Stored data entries
------

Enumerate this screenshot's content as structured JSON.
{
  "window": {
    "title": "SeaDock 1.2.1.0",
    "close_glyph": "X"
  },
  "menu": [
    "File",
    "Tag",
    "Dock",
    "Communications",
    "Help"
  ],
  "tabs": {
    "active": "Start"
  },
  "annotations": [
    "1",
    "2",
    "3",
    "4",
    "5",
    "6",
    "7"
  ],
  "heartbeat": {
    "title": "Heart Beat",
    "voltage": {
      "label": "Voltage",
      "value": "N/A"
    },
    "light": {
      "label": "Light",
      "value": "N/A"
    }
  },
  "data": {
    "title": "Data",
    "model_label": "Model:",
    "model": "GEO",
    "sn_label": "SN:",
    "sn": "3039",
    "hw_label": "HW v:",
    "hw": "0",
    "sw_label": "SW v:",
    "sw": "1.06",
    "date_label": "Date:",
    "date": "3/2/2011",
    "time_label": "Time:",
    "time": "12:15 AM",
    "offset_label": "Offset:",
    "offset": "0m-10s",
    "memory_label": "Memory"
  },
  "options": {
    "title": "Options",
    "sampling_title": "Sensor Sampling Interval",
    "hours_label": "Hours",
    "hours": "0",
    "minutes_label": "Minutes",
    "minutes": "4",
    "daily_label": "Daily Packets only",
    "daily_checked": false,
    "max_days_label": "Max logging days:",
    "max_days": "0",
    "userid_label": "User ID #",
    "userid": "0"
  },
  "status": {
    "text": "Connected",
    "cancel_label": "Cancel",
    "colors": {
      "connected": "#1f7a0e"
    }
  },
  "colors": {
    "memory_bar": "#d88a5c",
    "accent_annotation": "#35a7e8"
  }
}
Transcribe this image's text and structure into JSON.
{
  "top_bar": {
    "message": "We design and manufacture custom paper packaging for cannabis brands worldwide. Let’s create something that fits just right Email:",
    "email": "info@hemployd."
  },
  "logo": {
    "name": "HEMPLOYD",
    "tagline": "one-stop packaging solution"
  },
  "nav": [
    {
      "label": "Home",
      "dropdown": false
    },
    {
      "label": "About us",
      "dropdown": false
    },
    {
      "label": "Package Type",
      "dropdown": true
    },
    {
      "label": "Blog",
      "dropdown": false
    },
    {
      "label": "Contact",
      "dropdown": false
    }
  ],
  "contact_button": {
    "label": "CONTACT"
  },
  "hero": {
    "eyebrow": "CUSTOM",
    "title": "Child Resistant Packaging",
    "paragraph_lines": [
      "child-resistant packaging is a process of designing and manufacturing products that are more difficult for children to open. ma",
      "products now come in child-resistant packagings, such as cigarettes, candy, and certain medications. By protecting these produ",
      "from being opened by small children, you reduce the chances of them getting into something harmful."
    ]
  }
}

------

All of the data needs to be reproduced exactly, with no line missing.

Enumerate this screenshot's content as structured JSON.
{
  "window": {
    "title": "SeaDock 1.2.1.0",
    "close_glyph": "X"
  },
  "menu": [
    "File",
    "Tag",
    "Dock",
    "Communications",
    "Help"
  ],
  "tabs": {
    "active": "Start"
  },
  "annotations": [
    "1",
    "2",
    "3",
    "4",
    "5",
    "6",
    "7"
  ],
  "heartbeat": {
    "title": "Heart Beat",
    "voltage": {
      "label": "Voltage",
      "value": "N/A"
    },
    "light": {
      "label": "Light",
      "value": "N/A"
    }
  },
  "data": {
    "title": "Data",
    "model_label": "Model:",
    "model": "GEO",
    "sn_label": "SN:",
    "sn": "3039",
    "hw_label": "HW v:",
    "hw": "0",
    "sw_label": "SW v:",
    "sw": "1.06",
    "date_label": "Date:",
    "date": "3/2/2011",
    "time_label": "Time:",
    "time": "12:15 AM",
    "offset_label": "Offset:",
    "offset": "0m-10s",
    "memory_label": "Memory"
  },
  "options": {
    "title": "Options",
    "sampling_title": "Sensor Sampling Interval",
    "hours_label": "Hours",
    "hours": "0",
    "minutes_label": "Minutes",
    "minutes": "4",
    "daily_label": "Daily Packets only",
    "daily_checked": false,
    "max_days_label": "Max logging days:",
    "max_days": "0",
    "userid_label": "User ID #",
    "userid": "0"
  },
  "status": {
    "text": "Connected",
    "cancel_label": "Cancel",
    "colors": {
      "connected": "#1f7a0e"
    }
  },
  "colors": {
    "memory_bar": "#d88a5c",
    "accent_annotation": "#35a7e8"
  }
}
Transcribe this image's text and structure into JSON.
{
  "top_bar": {
    "message": "We design and manufacture custom paper packaging for cannabis brands worldwide. Let’s create something that fits just right Email:",
    "email": "info@hemployd."
  },
  "logo": {
    "name": "HEMPLOYD",
    "tagline": "one-stop packaging solution"
  },
  "nav": [
    {
      "label": "Home",
      "dropdown": false
    },
    {
      "label": "About us",
      "dropdown": false
    },
    {
      "label": "Package Type",
      "dropdown": true
    },
    {
      "label": "Blog",
      "dropdown": false
    },
    {
      "label": "Contact",
      "dropdown": false
    }
  ],
  "contact_button": {
    "label": "CONTACT"
  },
  "hero": {
    "eyebrow": "CUSTOM",
    "title": "Child Resistant Packaging",
    "paragraph_lines": [
      "child-resistant packaging is a process of designing and manufacturing products that are more difficult for children to open. ma",
      "products now come in child-resistant packagings, such as cigarettes, candy, and certain medications. By protecting these produ",
      "from being opened by small children, you reduce the chances of them getting into something harmful."
    ]
  }
}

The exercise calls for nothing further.